#### Required work
In the co-sale agreement below, how many shares of Common Stock do the Principals legally or beneficially own?

--- Start Text block ---

CO-SALE AGREEMENT
THIS CO-SALE AGREEMENT is made as of January 20, 1998 by and among the
Principals who are signatories hereto (collectively, the "PRINCIPALS"), Matador
Petroleum Corporation (formerly named Matador Hold Co.), a Texas corporation
(the "COMPANY"), and the holders of Series A Convertible Preferred Stock of the
Company (the "PREFERRED STOCK") who are signatories hereto (the "SHAREHOLDERS").
WHEREAS, the Principals and the Shareholders were parties to that certain
Co-Sale Agreement dated as of May 30, 1996 relating to their shares of common
stock and preferred stock in Matador E&P Company (formerly named Matador
Petroleum Corporation), a Texas corporation ("OLD MATADOR") which Agreement
terminated pursuant to Section 4.1(i) thereof;
WHEREAS, pursuant to that certain Agreement and Plan of Merger dated as of
January 20, 1998 (the "PLAN OF MERGER") by and among the Company, Old Matador
and Matador Merge Co., a Texas corporation, the shares of Series A Convertible
Preferred Stock of Old Matador held by the Shareholders were converted into the
same number of shares of Preferred Stock of the Company and the shares of common
stock of Old Matador owned by the Principals were converted into the same number
of shares of common stock, $.10 par value per share of the Company (the "COMMON
STOCK") and the Co-Sale Agreement relating to the stock of Old Matador
terminated in accordance with its terms;
WHEREAS, in connection with the Plan of Merger, the Principals and
Shareholders agreed to enter into this Agreement;
WHEREAS, in connection with the Plan of Merger, the parties hereto have
entered into that certain Shareholders Agreement dated as of January 20, 1998
(the "SHAREHOLDERS AGREEMENT") pursuant to which the Company, the Principals,
the Shareholders and certain other shareholders of the Company will have certain
options to purchase shares of Common Stock of the Company upon any proposed
Disposition of such stock, as defined therein;
WHEREAS, the Principals are presently the legal or beneficial owners of
129,457 shares of Common Stock; and
WHEREAS, in consideration of the Shareholders' continuing investment in
the Company, the Principals have agreed to grant the Shareholders and their
respective successors and assigns the opportunity to participate, upon the terms
and conditions set forth in this Agreement, in subsequent sales of the shares of
Common Stock made by any of the Principals;
NOW, THEREFORE, IT IS HEREBY AGREED AS FOLLOWS:
ARTICLE 1
SALES BY PRINCIPAL
SECTION 1.1. NOTICE OF PURCHASE OFFERS. Should any Principal or Principals
propose to accept a letter of intent or bona fide offer (each, a "PURCHASE
OFFER"), at any time and from time to time, to purchase shares of Common Stock
(such Principal or Principals being referred to as the "PRINCIPAL SELLING GROUP"

--- End Text block ---
--- Start Dataset content ---

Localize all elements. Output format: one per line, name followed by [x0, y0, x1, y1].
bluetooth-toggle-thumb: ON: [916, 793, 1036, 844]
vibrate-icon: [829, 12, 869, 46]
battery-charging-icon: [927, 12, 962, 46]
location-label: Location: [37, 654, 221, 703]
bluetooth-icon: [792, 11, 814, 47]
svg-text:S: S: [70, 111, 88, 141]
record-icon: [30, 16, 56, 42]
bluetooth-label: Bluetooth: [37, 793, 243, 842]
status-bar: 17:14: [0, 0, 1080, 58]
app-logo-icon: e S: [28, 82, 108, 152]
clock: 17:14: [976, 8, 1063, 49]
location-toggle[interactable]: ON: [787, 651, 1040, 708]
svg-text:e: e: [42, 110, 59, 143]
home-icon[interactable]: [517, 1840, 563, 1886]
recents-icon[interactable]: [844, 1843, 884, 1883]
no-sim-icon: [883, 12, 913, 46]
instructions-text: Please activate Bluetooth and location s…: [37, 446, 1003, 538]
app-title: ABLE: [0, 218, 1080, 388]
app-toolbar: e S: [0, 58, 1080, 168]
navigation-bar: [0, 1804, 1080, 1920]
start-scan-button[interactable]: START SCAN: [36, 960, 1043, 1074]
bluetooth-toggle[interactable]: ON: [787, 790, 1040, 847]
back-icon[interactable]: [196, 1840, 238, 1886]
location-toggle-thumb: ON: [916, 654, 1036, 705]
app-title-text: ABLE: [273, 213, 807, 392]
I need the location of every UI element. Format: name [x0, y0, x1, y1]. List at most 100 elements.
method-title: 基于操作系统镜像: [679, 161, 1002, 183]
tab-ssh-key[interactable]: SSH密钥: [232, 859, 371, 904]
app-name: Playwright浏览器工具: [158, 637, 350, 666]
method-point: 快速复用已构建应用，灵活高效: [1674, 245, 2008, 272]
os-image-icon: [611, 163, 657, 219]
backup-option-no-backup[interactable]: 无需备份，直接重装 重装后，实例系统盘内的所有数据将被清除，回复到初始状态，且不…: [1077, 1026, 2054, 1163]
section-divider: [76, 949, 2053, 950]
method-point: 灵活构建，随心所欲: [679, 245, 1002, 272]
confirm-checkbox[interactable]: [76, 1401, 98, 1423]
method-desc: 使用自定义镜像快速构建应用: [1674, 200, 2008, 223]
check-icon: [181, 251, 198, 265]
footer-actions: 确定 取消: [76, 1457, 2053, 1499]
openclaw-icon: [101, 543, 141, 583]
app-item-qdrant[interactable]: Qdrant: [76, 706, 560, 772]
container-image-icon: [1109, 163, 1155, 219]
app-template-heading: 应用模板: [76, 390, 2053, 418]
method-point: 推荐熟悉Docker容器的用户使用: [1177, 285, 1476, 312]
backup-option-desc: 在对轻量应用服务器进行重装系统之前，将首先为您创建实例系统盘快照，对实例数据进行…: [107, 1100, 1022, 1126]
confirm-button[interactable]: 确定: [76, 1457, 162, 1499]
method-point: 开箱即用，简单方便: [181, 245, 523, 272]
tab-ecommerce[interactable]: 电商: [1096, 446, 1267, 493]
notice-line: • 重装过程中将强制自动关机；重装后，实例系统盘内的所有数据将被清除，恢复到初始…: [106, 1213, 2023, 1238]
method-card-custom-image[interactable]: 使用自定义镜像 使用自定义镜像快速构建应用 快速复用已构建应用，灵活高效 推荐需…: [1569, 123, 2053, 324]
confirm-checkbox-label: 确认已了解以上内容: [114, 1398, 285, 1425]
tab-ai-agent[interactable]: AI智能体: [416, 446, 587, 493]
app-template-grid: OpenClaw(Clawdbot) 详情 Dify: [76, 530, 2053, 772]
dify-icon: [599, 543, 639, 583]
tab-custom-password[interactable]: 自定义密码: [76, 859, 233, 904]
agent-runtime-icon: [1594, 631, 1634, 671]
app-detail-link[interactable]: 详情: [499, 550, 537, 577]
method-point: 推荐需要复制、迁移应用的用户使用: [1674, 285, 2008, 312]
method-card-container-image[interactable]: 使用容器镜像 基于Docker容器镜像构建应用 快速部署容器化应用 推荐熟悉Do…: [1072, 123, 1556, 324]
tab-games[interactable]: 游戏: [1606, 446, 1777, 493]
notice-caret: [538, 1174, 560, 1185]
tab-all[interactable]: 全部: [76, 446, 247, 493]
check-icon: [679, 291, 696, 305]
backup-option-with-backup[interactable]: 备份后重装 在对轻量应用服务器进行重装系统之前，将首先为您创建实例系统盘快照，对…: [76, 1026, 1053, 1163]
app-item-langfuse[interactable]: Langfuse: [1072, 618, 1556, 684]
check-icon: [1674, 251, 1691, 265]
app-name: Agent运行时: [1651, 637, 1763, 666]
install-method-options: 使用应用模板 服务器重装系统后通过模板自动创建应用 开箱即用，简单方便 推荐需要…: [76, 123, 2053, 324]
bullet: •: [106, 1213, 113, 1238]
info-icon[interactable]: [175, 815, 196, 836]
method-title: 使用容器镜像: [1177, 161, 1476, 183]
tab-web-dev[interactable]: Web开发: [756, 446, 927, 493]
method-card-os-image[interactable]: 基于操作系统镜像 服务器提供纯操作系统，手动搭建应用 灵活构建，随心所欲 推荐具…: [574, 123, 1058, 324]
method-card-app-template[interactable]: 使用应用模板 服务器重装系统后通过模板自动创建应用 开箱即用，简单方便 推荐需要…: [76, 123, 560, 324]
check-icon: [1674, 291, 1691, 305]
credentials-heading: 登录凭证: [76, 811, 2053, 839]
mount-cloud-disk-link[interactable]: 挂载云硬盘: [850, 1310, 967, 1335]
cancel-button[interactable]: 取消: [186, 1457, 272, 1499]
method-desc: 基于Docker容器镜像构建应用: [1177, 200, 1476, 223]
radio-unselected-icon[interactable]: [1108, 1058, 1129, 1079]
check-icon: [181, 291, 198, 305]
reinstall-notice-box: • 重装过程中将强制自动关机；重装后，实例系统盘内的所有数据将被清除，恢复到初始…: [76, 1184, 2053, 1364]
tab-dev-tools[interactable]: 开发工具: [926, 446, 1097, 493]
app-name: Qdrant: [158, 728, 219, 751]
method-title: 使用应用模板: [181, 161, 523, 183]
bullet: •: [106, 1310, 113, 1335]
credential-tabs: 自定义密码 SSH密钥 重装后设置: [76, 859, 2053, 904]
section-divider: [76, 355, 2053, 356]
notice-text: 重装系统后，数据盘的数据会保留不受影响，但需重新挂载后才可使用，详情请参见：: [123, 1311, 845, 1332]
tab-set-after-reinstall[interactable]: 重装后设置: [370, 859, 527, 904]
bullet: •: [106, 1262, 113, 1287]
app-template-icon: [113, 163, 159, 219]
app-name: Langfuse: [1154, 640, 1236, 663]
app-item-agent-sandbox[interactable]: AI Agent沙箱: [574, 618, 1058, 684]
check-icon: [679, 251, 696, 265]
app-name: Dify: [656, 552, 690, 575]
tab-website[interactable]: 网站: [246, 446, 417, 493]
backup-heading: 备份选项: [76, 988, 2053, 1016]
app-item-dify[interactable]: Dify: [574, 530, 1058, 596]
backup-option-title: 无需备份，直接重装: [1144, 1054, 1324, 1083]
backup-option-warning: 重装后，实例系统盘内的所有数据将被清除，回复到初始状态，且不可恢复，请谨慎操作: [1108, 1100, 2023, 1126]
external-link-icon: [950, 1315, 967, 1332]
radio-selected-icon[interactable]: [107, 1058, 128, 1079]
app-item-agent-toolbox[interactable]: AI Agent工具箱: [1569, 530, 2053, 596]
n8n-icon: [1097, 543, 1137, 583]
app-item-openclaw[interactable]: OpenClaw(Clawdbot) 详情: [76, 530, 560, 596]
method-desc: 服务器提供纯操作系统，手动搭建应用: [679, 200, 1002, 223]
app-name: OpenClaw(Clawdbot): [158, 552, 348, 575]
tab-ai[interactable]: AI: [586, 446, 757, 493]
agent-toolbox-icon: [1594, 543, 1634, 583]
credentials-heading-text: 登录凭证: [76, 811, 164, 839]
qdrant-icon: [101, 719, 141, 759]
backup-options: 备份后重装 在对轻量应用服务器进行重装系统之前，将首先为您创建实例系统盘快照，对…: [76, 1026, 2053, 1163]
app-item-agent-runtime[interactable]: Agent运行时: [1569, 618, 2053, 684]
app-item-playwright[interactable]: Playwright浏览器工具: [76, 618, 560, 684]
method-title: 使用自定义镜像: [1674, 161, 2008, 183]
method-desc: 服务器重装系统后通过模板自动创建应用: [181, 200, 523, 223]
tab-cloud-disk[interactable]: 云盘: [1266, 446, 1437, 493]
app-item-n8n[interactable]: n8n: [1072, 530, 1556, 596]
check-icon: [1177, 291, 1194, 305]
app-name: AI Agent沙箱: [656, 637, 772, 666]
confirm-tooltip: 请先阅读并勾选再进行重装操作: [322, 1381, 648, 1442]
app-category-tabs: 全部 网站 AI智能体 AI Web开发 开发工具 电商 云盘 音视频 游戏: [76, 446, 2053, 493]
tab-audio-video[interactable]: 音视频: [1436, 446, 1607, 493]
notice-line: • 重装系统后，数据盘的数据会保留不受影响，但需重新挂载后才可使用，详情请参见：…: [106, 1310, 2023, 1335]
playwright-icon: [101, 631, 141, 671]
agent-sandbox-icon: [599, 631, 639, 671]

--- End Dataset content ---

#### The answer
129,457 shares